■ What you have to do: Count every line below that contains "blev", then state the total with no other output.

■ Dataset excerpts:
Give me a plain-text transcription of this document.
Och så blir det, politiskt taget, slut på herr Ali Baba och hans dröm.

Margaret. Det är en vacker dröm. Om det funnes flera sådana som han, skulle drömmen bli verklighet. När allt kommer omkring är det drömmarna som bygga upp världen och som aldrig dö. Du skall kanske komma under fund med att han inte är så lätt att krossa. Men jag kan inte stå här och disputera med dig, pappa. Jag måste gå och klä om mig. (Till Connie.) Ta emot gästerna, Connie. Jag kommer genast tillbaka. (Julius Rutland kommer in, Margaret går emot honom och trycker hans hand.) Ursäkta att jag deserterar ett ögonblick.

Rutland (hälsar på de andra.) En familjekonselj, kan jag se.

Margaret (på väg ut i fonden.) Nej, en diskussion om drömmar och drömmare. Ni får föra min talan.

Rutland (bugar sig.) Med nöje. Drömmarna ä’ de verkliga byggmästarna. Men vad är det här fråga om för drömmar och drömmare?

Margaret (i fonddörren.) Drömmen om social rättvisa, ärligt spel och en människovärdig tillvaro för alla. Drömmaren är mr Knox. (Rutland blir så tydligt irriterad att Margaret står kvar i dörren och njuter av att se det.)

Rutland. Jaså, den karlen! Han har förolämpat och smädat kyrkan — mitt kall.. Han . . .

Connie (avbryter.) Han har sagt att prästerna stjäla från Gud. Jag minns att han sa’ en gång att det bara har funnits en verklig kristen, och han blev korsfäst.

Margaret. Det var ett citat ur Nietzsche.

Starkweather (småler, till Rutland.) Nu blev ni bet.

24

■ Problem solution: 2